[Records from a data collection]
Begin

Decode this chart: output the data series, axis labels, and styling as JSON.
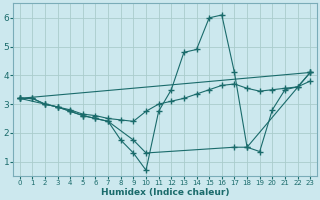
{
  "xlabel": "Humidex (Indice chaleur)",
  "xlim": [
    -0.5,
    23.5
  ],
  "ylim": [
    0.5,
    6.5
  ],
  "xticks": [
    0,
    1,
    2,
    3,
    4,
    5,
    6,
    7,
    8,
    9,
    10,
    11,
    12,
    13,
    14,
    15,
    16,
    17,
    18,
    19,
    20,
    21,
    22,
    23
  ],
  "yticks": [
    1,
    2,
    3,
    4,
    5,
    6
  ],
  "bg_color": "#cce8ee",
  "grid_color": "#aacccc",
  "line_color": "#1a6b6b",
  "lines": [
    {
      "x": [
        0,
        1,
        2,
        3,
        4,
        5,
        6,
        7,
        8,
        9,
        10,
        11,
        12,
        13,
        14,
        15,
        16,
        17,
        18,
        19,
        20,
        21,
        22,
        23
      ],
      "y": [
        3.2,
        3.2,
        3.0,
        2.9,
        2.8,
        2.65,
        2.6,
        2.5,
        2.45,
        2.4,
        2.75,
        3.0,
        3.1,
        3.2,
        3.35,
        3.5,
        3.65,
        3.7,
        3.55,
        3.45,
        3.5,
        3.55,
        3.6,
        3.8
      ]
    },
    {
      "x": [
        0,
        1,
        2,
        3,
        4,
        5,
        6,
        7,
        8,
        9,
        10,
        11,
        12,
        13,
        14,
        15,
        16,
        17,
        18,
        23
      ],
      "y": [
        3.2,
        3.2,
        3.0,
        2.9,
        2.75,
        2.6,
        2.5,
        2.4,
        1.75,
        1.3,
        0.7,
        2.75,
        3.5,
        4.8,
        4.9,
        6.0,
        6.1,
        4.1,
        1.5,
        4.1
      ]
    },
    {
      "x": [
        0,
        2,
        3,
        4,
        5,
        6,
        7,
        9,
        10,
        17,
        18,
        19,
        20,
        21,
        22,
        23
      ],
      "y": [
        3.2,
        3.0,
        2.9,
        2.75,
        2.6,
        2.5,
        2.4,
        1.75,
        1.3,
        1.5,
        1.5,
        1.35,
        2.8,
        3.5,
        3.6,
        4.1
      ]
    },
    {
      "x": [
        0,
        23
      ],
      "y": [
        3.2,
        4.1
      ]
    }
  ]
}
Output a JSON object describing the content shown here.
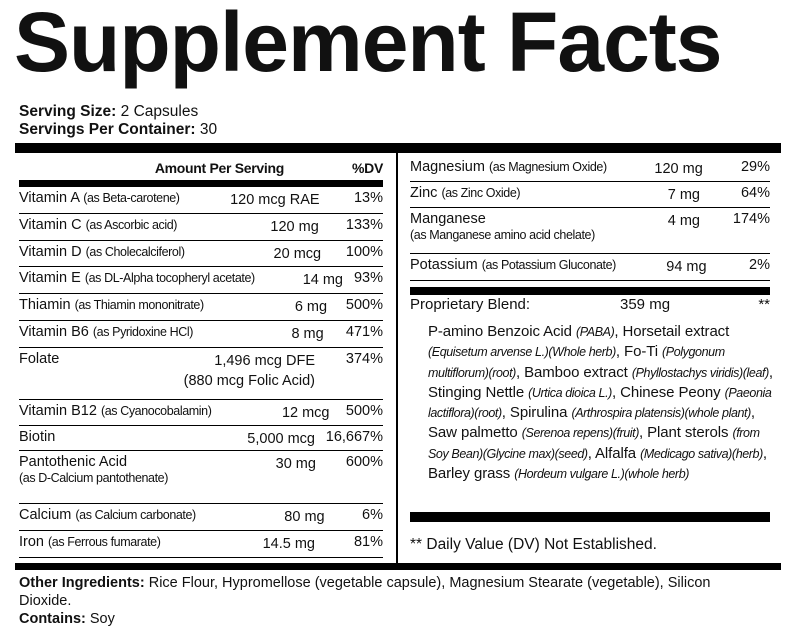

End

### YOUR OBJECTIVE
Within the listing above, find every line containing the string "JSON" and return it.

### TASK SOLUTION
Decode this chart: output the data series, axis labels, and styling as JSON.
Output a JSON object describing the content shown here.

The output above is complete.